SOURCE MATERIAL
________________________

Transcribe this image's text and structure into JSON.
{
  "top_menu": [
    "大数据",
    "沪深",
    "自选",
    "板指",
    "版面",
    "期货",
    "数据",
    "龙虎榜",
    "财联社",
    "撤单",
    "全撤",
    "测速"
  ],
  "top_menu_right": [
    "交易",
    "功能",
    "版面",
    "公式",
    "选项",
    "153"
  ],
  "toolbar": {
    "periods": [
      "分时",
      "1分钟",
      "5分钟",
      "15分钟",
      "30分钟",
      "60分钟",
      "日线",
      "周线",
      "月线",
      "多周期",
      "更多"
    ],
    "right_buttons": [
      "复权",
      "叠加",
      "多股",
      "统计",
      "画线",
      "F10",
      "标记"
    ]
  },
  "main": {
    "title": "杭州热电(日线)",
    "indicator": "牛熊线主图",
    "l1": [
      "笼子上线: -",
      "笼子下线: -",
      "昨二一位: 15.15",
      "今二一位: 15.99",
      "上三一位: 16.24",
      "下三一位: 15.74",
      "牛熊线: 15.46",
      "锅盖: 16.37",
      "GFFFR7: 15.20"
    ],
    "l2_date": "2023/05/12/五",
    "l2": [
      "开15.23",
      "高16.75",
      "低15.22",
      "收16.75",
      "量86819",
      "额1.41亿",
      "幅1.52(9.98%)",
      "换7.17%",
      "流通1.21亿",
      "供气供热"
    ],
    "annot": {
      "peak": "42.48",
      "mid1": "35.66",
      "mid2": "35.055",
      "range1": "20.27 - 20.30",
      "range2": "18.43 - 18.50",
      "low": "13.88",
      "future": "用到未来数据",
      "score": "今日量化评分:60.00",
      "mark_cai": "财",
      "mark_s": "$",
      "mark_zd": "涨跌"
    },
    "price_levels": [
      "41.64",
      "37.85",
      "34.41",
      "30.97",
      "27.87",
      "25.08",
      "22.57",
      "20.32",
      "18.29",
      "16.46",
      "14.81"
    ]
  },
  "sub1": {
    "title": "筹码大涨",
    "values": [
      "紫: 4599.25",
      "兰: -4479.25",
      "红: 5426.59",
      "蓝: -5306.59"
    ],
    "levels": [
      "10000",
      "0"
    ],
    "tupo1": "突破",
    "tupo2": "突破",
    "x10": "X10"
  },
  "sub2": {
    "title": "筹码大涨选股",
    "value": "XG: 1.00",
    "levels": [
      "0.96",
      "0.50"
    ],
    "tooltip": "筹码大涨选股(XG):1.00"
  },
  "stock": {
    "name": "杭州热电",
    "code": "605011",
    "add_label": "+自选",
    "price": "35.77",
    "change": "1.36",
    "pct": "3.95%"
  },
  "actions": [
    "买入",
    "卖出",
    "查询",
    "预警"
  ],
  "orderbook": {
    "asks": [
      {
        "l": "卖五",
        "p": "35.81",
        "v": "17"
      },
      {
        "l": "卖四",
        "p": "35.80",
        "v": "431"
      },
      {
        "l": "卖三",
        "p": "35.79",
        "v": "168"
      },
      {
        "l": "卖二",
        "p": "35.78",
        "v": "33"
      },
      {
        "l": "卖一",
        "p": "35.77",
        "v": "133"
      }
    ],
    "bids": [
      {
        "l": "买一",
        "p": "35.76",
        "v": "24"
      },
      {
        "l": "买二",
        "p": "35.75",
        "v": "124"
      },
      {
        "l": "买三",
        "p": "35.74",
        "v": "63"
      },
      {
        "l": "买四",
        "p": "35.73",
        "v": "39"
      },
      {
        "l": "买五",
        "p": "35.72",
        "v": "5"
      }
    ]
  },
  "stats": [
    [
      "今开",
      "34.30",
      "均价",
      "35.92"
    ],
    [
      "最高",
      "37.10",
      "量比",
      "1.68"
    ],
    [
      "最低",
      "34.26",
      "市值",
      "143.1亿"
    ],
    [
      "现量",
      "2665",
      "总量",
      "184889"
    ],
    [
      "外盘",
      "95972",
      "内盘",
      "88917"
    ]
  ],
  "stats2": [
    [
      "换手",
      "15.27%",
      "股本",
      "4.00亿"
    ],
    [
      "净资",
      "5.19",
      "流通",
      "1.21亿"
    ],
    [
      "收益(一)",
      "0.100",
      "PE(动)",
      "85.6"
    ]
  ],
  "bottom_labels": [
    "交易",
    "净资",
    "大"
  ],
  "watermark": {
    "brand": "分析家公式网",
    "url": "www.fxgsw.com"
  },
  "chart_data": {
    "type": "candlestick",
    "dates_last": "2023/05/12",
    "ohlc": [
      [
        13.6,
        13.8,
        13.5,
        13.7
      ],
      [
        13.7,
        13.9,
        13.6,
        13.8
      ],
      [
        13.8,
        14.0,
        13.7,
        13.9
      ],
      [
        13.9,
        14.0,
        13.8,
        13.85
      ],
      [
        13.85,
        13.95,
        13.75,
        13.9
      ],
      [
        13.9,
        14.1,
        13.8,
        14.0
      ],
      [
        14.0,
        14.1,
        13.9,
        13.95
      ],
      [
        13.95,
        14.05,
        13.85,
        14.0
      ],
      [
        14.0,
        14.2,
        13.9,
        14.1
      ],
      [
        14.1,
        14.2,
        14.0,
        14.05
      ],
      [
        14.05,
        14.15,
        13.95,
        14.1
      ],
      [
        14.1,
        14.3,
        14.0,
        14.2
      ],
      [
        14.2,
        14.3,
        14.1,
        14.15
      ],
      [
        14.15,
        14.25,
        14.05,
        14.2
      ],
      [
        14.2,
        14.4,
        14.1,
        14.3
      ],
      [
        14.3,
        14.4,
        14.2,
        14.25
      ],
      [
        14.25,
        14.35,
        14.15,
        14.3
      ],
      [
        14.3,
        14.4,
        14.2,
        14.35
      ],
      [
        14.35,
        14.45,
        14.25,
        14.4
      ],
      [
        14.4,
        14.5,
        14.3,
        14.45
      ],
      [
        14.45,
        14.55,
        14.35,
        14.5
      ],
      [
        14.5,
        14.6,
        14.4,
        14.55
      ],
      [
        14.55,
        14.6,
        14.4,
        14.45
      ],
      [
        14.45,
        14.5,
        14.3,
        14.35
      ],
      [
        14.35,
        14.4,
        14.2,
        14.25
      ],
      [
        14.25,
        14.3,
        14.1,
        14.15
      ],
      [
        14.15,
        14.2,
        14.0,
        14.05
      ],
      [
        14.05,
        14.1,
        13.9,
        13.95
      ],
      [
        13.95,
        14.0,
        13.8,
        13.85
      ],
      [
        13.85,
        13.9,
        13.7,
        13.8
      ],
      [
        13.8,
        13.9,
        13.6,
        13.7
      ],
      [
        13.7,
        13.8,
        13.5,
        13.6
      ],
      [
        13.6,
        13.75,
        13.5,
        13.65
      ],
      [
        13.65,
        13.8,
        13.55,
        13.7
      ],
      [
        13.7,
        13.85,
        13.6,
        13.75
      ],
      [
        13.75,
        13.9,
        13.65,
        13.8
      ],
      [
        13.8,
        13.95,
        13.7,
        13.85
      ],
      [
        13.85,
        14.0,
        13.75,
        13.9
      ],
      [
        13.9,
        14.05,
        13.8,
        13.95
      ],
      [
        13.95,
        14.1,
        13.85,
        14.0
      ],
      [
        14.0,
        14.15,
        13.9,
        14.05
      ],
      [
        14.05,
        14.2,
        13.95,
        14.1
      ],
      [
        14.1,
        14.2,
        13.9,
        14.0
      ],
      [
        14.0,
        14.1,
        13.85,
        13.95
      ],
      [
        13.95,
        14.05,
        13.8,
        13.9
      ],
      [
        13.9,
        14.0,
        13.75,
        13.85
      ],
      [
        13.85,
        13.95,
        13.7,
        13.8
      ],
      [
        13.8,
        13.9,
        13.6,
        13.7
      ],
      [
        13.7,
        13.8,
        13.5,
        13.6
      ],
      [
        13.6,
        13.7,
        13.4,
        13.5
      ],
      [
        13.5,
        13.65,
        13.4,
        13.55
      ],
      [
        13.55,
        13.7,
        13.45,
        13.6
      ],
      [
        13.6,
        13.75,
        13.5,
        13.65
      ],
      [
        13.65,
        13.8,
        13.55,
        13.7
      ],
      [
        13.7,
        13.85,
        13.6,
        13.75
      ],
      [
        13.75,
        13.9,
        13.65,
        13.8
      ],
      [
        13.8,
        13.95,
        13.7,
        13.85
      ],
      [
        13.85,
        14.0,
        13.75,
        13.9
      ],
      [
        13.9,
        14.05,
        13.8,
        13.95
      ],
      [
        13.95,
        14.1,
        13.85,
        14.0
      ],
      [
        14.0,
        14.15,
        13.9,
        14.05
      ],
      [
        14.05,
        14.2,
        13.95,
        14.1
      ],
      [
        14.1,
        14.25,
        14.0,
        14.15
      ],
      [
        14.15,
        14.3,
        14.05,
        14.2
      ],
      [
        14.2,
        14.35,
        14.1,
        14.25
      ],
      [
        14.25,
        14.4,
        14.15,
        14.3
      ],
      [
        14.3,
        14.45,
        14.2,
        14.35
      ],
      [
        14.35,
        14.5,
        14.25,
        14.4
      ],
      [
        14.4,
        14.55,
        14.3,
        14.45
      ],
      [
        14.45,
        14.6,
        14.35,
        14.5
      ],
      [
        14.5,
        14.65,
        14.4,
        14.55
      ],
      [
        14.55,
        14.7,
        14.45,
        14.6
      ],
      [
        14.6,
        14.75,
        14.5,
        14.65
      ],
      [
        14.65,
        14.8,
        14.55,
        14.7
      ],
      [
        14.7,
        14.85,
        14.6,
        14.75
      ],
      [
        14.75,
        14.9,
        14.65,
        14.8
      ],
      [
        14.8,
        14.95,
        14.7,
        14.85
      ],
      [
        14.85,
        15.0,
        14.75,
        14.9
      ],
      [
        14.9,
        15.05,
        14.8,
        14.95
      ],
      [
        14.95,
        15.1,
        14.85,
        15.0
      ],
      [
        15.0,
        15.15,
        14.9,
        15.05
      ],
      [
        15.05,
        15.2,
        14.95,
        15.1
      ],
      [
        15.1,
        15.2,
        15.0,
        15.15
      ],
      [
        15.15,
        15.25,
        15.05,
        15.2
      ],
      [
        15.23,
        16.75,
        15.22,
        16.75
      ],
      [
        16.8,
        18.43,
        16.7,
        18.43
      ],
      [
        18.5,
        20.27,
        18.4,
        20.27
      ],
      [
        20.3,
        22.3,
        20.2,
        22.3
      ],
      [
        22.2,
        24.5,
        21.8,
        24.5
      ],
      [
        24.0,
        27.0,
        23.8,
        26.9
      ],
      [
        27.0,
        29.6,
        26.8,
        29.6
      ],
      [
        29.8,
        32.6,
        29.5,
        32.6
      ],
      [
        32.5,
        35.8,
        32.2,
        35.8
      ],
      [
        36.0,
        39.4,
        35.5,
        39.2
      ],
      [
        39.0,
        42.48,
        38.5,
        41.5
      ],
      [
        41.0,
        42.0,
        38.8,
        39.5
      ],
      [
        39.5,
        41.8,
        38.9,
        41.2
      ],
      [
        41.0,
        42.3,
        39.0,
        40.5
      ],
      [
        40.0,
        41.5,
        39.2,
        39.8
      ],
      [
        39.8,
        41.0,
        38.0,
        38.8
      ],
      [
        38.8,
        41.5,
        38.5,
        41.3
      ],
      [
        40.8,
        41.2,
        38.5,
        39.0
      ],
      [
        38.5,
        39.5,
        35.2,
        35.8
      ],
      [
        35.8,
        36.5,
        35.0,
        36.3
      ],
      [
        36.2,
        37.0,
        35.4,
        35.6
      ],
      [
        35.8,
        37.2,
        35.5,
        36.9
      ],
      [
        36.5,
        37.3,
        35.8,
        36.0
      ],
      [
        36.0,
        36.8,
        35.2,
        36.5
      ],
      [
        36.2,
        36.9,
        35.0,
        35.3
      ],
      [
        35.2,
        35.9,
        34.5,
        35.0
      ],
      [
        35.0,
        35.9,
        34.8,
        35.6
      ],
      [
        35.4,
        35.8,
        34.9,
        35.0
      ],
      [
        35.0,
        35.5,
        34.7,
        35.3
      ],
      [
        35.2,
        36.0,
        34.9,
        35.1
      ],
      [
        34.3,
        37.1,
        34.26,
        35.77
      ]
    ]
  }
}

________________________

WORK TO DO
Copy out every line of the material above that mentions the word "title".

WRITTEN RESPONSE
    "title": "杭州热电(日线)",
    "title": "筹码大涨",
    "title": "筹码大涨选股",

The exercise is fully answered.